:: WORK TO COMPLETE ::
In the entries that follow, how many lines contain "xlabel"? Answer with the number only.

:: PROVIDED INFORMATION ::
────────────────────

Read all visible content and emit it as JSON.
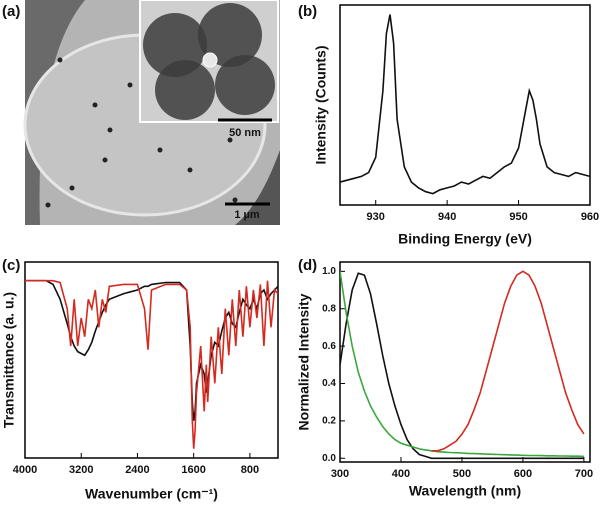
{
  "chart_data": [
    {
      "type": "image",
      "panel_label": "(a)",
      "inset_scale_bar": "50 nm",
      "scale_bar": "1 µm"
    },
    {
      "type": "line",
      "panel_label": "(b)",
      "xlabel": "Binding Energy (eV)",
      "ylabel": "Intensity (Counts)",
      "xlim": [
        925,
        960
      ],
      "xticks": [
        930,
        940,
        950,
        960
      ],
      "ylim": [
        0,
        1.05
      ],
      "x": [
        925,
        926,
        927,
        928,
        929,
        930,
        931,
        931.5,
        932,
        932.5,
        933,
        934,
        935,
        936,
        937,
        938,
        939,
        940,
        941,
        942,
        943,
        944,
        945,
        946,
        947,
        948,
        949,
        950,
        951,
        951.5,
        952,
        952.5,
        953,
        954,
        955,
        956,
        957,
        958,
        959,
        960
      ],
      "values": [
        0.12,
        0.13,
        0.14,
        0.15,
        0.17,
        0.25,
        0.6,
        0.9,
        1.0,
        0.85,
        0.45,
        0.2,
        0.12,
        0.09,
        0.07,
        0.06,
        0.08,
        0.09,
        0.1,
        0.12,
        0.11,
        0.13,
        0.15,
        0.14,
        0.17,
        0.2,
        0.22,
        0.3,
        0.5,
        0.6,
        0.55,
        0.45,
        0.32,
        0.2,
        0.17,
        0.16,
        0.15,
        0.17,
        0.16,
        0.15
      ],
      "color": "#111111"
    },
    {
      "type": "line",
      "panel_label": "(c)",
      "xlabel": "Wavenumber (cm⁻¹)",
      "ylabel": "Transmittance (a. u.)",
      "xlim": [
        4000,
        400
      ],
      "xticks": [
        4000,
        3200,
        2400,
        1600,
        800
      ],
      "ylim": [
        0,
        1.05
      ],
      "x": [
        4000,
        3700,
        3600,
        3500,
        3400,
        3350,
        3300,
        3250,
        3200,
        3150,
        3100,
        3050,
        3000,
        2950,
        2900,
        2850,
        2800,
        2600,
        2400,
        2300,
        2250,
        2200,
        2000,
        1800,
        1700,
        1650,
        1620,
        1600,
        1580,
        1560,
        1500,
        1450,
        1420,
        1400,
        1350,
        1300,
        1250,
        1200,
        1150,
        1100,
        1050,
        1000,
        950,
        900,
        850,
        800,
        750,
        700,
        650,
        600,
        550,
        500,
        450,
        400
      ],
      "series": [
        {
          "color": "#111111",
          "values": [
            0.95,
            0.95,
            0.93,
            0.85,
            0.72,
            0.65,
            0.6,
            0.57,
            0.56,
            0.55,
            0.58,
            0.62,
            0.68,
            0.73,
            0.78,
            0.82,
            0.85,
            0.88,
            0.9,
            0.92,
            0.92,
            0.93,
            0.94,
            0.94,
            0.9,
            0.6,
            0.3,
            0.2,
            0.25,
            0.4,
            0.5,
            0.45,
            0.35,
            0.4,
            0.55,
            0.62,
            0.6,
            0.68,
            0.75,
            0.78,
            0.72,
            0.7,
            0.78,
            0.85,
            0.82,
            0.8,
            0.85,
            0.8,
            0.88,
            0.9,
            0.85,
            0.88,
            0.9,
            0.92
          ]
        },
        {
          "color": "#d42a20",
          "values": [
            0.95,
            0.95,
            0.95,
            0.94,
            0.8,
            0.6,
            0.85,
            0.6,
            0.75,
            0.65,
            0.85,
            0.8,
            0.9,
            0.7,
            0.85,
            0.78,
            0.92,
            0.93,
            0.93,
            0.8,
            0.58,
            0.9,
            0.93,
            0.93,
            0.9,
            0.7,
            0.2,
            0.05,
            0.15,
            0.35,
            0.6,
            0.25,
            0.5,
            0.3,
            0.65,
            0.4,
            0.7,
            0.45,
            0.8,
            0.55,
            0.85,
            0.6,
            0.9,
            0.65,
            0.92,
            0.7,
            0.9,
            0.75,
            0.93,
            0.6,
            0.95,
            0.7,
            0.9,
            0.88
          ]
        }
      ]
    },
    {
      "type": "line",
      "panel_label": "(d)",
      "xlabel": "Wavelength (nm)",
      "ylabel": "Normalized Intensity",
      "xlim": [
        300,
        710
      ],
      "xticks": [
        300,
        400,
        500,
        600,
        700
      ],
      "ylim": [
        -0.02,
        1.05
      ],
      "yticks": [
        {
          "value": 0,
          "label": "0.0"
        },
        0.2,
        0.4,
        0.6,
        0.8,
        {
          "value": 1,
          "label": "1.0"
        }
      ],
      "x": [
        300,
        310,
        320,
        330,
        340,
        350,
        360,
        370,
        380,
        390,
        400,
        410,
        420,
        430,
        440,
        450,
        460,
        470,
        480,
        490,
        500,
        510,
        520,
        530,
        540,
        550,
        560,
        570,
        580,
        590,
        600,
        610,
        620,
        630,
        640,
        650,
        660,
        670,
        680,
        690,
        700
      ],
      "series": [
        {
          "color": "#111111",
          "values": [
            0.5,
            0.72,
            0.9,
            0.99,
            0.98,
            0.88,
            0.72,
            0.55,
            0.4,
            0.28,
            0.18,
            0.1,
            0.05,
            0.02,
            0.01,
            0,
            0,
            0,
            0,
            0,
            0,
            0,
            0,
            0,
            0,
            0,
            0,
            0,
            0,
            0,
            0,
            0,
            0,
            0,
            0,
            0,
            0,
            0,
            0,
            0,
            0
          ]
        },
        {
          "color": "#3aa83a",
          "values": [
            1.0,
            0.78,
            0.6,
            0.46,
            0.36,
            0.28,
            0.22,
            0.17,
            0.13,
            0.1,
            0.08,
            0.07,
            0.06,
            0.05,
            0.045,
            0.04,
            0.035,
            0.033,
            0.031,
            0.03,
            0.028,
            0.026,
            0.025,
            0.024,
            0.022,
            0.021,
            0.02,
            0.019,
            0.018,
            0.017,
            0.016,
            0.015,
            0.015,
            0.014,
            0.013,
            0.013,
            0.012,
            0.012,
            0.011,
            0.011,
            0.01
          ]
        },
        {
          "color": "#d42a20",
          "values": [
            null,
            null,
            null,
            null,
            null,
            null,
            null,
            null,
            null,
            null,
            null,
            null,
            null,
            null,
            null,
            0.04,
            0.04,
            0.05,
            0.07,
            0.09,
            0.13,
            0.18,
            0.26,
            0.35,
            0.47,
            0.59,
            0.71,
            0.83,
            0.92,
            0.98,
            1.0,
            0.98,
            0.92,
            0.83,
            0.71,
            0.59,
            0.47,
            0.35,
            0.26,
            0.18,
            0.13
          ]
        }
      ]
    }
  ]
}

────────────────────

:: THE COMPLETED TASK ::
3